## [TASK TO CARRY OUT]
Determine how many lines of this material contain "Добавить". Give only the number.

## [ENTRIES SHOWN]
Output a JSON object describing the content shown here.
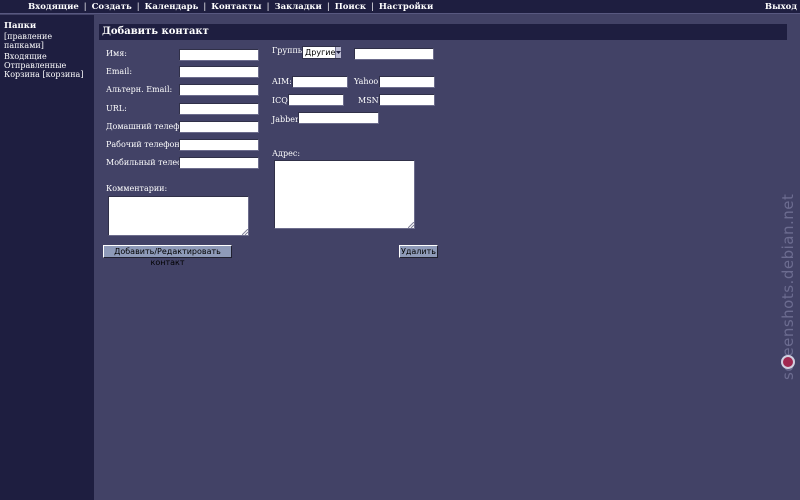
{
  "topbar": {
    "menu": [
      "Входящие",
      "Создать",
      "Календарь",
      "Контакты",
      "Закладки",
      "Поиск",
      "Настройки"
    ],
    "logout": "Выход"
  },
  "sidebar": {
    "title": "Папки",
    "manage": "[правление папками]",
    "folders": [
      "Входящие",
      "Отправленные",
      "Корзина [корзина]"
    ]
  },
  "form": {
    "title": "Добавить контакт",
    "labels": {
      "name": "Имя:",
      "email": "Email:",
      "alt_email": "Альтерн. Email:",
      "url": "URL:",
      "home_phone": "Домашний телефон:",
      "work_phone": "Рабочий телефон:",
      "mobile_phone": "Мобильный телефон:",
      "comments": "Комментарии:",
      "group": "Группы:",
      "aim": "AIM:",
      "yahoo": "Yahoo:",
      "icq": "ICQ:",
      "msn": "MSN:",
      "jabber": "Jabber:",
      "address": "Адрес:"
    },
    "values": {
      "name": "",
      "email": "",
      "alt_email": "",
      "url": "",
      "home_phone": "",
      "work_phone": "",
      "mobile_phone": "",
      "comments": "",
      "group_new": "",
      "aim": "",
      "yahoo": "",
      "icq": "",
      "msn": "",
      "jabber": "",
      "address": ""
    },
    "group_selected": "Другие",
    "buttons": {
      "submit": "Добавить/Редактировать контакт",
      "delete": "Удалить"
    }
  },
  "watermark": "screenshots.debian.net",
  "colors": {
    "background": "#424266",
    "panel": "#1e1e40",
    "button": "#8e9ab8"
  }
}
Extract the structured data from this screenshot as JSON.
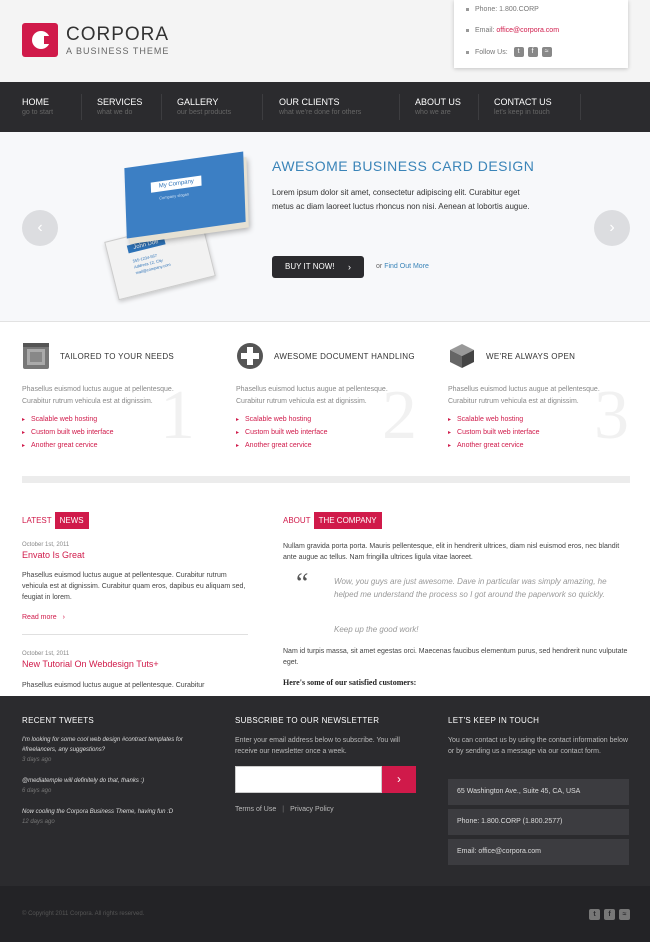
{
  "header": {
    "logo_name": "CORPORA",
    "logo_tagline": "A BUSINESS THEME",
    "phone": "Phone: 1.800.CORP",
    "email_label": "Email: ",
    "email": "office@corpora.com",
    "follow_label": "Follow Us:"
  },
  "nav": [
    {
      "label": "HOME",
      "sub": "go to start"
    },
    {
      "label": "SERVICES",
      "sub": "what we do"
    },
    {
      "label": "GALLERY",
      "sub": "our best products"
    },
    {
      "label": "OUR CLIENTS",
      "sub": "what we're done for others"
    },
    {
      "label": "ABOUT US",
      "sub": "who we are"
    },
    {
      "label": "CONTACT US",
      "sub": "let's keep in touch"
    }
  ],
  "slider": {
    "title": "AWESOME BUSINESS CARD DESIGN",
    "text": "Lorem ipsum dolor sit amet, consectetur adipiscing elit. Curabitur eget metus ac diam laoreet luctus rhoncus non nisi. Aenean at lobortis augue.",
    "button": "BUY IT NOW!",
    "or": "or",
    "link": "Find Out More",
    "card_company": "My Company",
    "card_name": "John Doe"
  },
  "features": [
    {
      "title": "TAILORED TO YOUR NEEDS",
      "text": "Phasellus euismod luctus augue at pellentesque. Curabitur rutrum vehicula est at dignissim.",
      "items": [
        "Scalable web hosting",
        "Custom built web interface",
        "Another great cervice"
      ],
      "icon": "window-icon",
      "num": "1"
    },
    {
      "title": "AWESOME DOCUMENT HANDLING",
      "text": "Phasellus euismod luctus augue at pellentesque. Curabitur rutrum vehicula est at dignissim.",
      "items": [
        "Scalable web hosting",
        "Custom built web interface",
        "Another great cervice"
      ],
      "icon": "plus-icon",
      "num": "2"
    },
    {
      "title": "WE'RE ALWAYS OPEN",
      "text": "Phasellus euismod luctus augue at pellentesque. Curabitur rutrum vehicula est at dignissim.",
      "items": [
        "Scalable web hosting",
        "Custom built web interface",
        "Another great cervice"
      ],
      "icon": "cube-icon",
      "num": "3"
    }
  ],
  "latest": {
    "label": "LATEST",
    "tag": "NEWS",
    "posts": [
      {
        "date": "October 1st, 2011",
        "title": "Envato Is Great",
        "text": "Phasellus euismod luctus augue at pellentesque. Curabitur rutrum vehicula est at dignissim. Curabitur quam eros, dapibus eu aliquam sed, feugiat in lorem.",
        "more": "Read more"
      },
      {
        "date": "October 1st, 2011",
        "title": "New Tutorial On Webdesign Tuts+",
        "text": "Phasellus euismod luctus augue at pellentesque. Curabitur"
      }
    ]
  },
  "about": {
    "label": "ABOUT",
    "tag": "THE COMPANY",
    "para1": "Nullam gravida porta porta. Mauris pellentesque, elit in hendrerit ultrices, diam nisl euismod eros, nec blandit ante augue ac tellus. Nam fringilla ultrices ligula vitae laoreet.",
    "quote": "Wow, you guys are just awesome. Dave in particular was simply amazing, he helped me understand the process so I got around the paperwork so quickly.",
    "quote_end": "Keep up the good work!",
    "para2": "Nam id turpis massa, sit amet egestas orci. Maecenas faucibus elementum purus, sed hendrerit nunc vulputate eget.",
    "customers": "Here's some of our satisfied customers:"
  },
  "footer": {
    "tweets_title": "RECENT TWEETS",
    "tweets": [
      {
        "text": "I'm looking for some cool web design #contract templates for #freelancers, any suggestions?",
        "ago": "3 days ago"
      },
      {
        "text": "@mediatemple will definitely do that, thanks :)",
        "ago": "6 days ago"
      },
      {
        "text": "Now cooling the Corpora Business Theme, having fun :D",
        "ago": "12 days ago"
      }
    ],
    "newsletter_title": "SUBSCRIBE TO OUR NEWSLETTER",
    "newsletter_text": "Enter your email address below to subscribe. You will receive our newsletter once a week.",
    "newsletter_button": "›",
    "terms": "Terms of Use",
    "privacy": "Privacy Policy",
    "touch_title": "LET'S KEEP IN TOUCH",
    "touch_text": "You can contact us by using the contact information below or by sending us a message via our contact form.",
    "address": "65 Washington Ave., Suite 45, CA, USA",
    "phone": "Phone: 1.800.CORP (1.800.2577)",
    "email": "Email: office@corpora.com"
  },
  "copyright": "© Copyright 2011 Corpora. All rights reserved.",
  "colors": {
    "accent": "#d01a4a",
    "blue": "#3a84b8",
    "dark": "#2b2b2e"
  }
}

## [RESPONSE TO THIS EXERCISE]
2